Material>
○ ○ ○ ○
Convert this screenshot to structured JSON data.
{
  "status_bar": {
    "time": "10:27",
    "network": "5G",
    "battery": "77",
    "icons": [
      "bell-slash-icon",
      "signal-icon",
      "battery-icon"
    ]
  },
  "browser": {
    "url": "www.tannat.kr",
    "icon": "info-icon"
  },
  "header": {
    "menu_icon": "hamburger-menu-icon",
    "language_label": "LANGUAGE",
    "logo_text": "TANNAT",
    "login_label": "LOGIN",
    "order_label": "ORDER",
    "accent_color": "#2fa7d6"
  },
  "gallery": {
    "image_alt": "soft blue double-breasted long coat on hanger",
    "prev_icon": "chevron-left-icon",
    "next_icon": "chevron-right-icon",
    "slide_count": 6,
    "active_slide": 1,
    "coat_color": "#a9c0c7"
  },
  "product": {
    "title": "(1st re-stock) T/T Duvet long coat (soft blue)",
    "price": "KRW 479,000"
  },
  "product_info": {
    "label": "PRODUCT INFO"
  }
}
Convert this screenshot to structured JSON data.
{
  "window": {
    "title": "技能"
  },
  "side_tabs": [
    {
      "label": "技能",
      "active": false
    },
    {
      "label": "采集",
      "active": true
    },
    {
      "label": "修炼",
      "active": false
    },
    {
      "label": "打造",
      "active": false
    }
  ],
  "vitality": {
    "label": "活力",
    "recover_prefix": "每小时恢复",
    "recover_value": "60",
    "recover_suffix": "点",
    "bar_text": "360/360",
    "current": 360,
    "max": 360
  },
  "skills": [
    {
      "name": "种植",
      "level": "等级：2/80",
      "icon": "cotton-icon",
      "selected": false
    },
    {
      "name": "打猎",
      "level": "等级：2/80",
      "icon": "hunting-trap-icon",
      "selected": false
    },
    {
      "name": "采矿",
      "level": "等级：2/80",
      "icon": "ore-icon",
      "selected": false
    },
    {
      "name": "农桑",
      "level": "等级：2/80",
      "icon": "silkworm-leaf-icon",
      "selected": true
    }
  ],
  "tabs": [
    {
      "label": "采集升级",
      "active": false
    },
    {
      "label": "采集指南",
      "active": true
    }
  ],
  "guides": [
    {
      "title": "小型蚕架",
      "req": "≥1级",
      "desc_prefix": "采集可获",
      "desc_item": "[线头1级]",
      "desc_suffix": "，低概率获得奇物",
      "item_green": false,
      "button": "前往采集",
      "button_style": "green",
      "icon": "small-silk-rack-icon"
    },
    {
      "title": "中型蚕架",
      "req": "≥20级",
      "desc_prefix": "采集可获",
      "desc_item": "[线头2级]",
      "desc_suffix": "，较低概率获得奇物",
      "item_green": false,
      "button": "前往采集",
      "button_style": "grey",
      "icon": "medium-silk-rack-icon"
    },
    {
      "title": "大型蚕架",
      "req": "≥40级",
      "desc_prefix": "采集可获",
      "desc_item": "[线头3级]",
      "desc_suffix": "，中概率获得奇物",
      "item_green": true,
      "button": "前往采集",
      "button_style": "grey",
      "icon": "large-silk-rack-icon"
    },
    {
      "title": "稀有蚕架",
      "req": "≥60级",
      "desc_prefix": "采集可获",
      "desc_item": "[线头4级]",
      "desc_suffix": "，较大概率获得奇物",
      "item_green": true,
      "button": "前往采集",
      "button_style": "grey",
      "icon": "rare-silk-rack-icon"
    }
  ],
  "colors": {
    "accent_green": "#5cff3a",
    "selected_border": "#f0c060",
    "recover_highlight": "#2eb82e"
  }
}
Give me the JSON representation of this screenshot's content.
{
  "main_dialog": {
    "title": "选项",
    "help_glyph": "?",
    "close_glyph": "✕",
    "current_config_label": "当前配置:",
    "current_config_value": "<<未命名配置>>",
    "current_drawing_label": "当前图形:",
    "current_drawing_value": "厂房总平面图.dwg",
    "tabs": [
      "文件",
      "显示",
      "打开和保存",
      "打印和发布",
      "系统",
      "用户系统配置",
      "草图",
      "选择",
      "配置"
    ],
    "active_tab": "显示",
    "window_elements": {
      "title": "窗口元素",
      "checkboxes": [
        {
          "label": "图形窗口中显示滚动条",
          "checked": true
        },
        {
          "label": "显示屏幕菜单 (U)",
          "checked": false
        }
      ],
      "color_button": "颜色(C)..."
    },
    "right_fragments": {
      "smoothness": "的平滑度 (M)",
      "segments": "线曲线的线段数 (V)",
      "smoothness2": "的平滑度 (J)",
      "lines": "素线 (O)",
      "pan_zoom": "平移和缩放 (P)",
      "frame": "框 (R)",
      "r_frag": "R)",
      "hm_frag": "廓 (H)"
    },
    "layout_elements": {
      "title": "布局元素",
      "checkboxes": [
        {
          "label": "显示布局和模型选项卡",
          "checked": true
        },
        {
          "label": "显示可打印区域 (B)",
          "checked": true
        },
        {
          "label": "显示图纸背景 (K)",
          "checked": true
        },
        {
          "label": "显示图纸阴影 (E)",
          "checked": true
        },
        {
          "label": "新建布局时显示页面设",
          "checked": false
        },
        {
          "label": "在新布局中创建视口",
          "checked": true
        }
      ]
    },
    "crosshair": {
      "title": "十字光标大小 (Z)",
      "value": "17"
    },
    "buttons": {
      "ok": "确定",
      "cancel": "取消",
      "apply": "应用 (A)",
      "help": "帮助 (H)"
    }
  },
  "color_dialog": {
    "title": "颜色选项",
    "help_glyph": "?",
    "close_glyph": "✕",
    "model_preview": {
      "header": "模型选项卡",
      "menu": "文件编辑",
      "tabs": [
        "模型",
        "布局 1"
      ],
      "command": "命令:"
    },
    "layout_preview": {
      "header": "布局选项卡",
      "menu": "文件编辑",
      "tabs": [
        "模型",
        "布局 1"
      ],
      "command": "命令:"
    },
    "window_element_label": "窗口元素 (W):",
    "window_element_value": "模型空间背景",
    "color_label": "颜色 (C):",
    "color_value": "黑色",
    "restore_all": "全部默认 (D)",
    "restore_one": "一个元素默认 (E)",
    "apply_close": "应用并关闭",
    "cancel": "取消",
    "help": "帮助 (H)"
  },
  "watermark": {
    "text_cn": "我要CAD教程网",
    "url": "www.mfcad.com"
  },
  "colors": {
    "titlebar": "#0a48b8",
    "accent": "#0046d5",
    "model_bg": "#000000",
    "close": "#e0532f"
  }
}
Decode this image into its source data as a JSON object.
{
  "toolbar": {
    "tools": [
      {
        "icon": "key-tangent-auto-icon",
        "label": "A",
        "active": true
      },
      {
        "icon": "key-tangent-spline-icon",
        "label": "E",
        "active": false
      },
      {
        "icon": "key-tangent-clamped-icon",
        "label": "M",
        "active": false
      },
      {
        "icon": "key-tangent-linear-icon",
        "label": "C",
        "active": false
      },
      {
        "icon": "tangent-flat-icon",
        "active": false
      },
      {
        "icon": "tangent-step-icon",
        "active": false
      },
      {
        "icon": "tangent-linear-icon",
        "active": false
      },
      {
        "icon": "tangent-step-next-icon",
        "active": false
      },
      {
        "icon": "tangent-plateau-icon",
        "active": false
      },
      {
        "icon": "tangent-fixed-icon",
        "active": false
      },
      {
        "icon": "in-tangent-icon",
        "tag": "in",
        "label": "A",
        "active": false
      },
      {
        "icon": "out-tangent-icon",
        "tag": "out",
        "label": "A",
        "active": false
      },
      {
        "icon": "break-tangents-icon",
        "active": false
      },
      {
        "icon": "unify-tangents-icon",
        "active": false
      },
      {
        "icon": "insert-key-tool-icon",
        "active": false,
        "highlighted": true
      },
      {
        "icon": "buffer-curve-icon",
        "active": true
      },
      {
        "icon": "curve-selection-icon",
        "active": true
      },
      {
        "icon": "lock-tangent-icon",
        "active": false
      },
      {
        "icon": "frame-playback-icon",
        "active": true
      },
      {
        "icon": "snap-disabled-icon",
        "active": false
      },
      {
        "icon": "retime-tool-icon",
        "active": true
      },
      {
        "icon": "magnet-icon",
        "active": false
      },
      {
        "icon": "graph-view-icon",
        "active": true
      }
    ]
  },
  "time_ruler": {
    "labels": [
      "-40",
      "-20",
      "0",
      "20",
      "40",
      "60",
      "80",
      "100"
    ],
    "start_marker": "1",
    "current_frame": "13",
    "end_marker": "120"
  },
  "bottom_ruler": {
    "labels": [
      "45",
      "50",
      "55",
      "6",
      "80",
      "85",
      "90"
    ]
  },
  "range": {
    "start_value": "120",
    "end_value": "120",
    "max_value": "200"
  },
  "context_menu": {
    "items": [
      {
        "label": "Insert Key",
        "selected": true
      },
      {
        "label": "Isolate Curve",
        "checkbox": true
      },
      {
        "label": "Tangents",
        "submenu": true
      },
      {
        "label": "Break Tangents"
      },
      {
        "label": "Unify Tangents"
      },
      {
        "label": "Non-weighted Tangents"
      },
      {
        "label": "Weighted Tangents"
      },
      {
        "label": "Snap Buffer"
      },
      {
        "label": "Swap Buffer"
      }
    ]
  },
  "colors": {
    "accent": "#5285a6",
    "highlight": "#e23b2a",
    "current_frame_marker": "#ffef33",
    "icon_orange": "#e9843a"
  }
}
○ ○ ○ ○
Exercise instructions> On how many lines does the word "chevron" appear? Answer with only the number.

Response> 2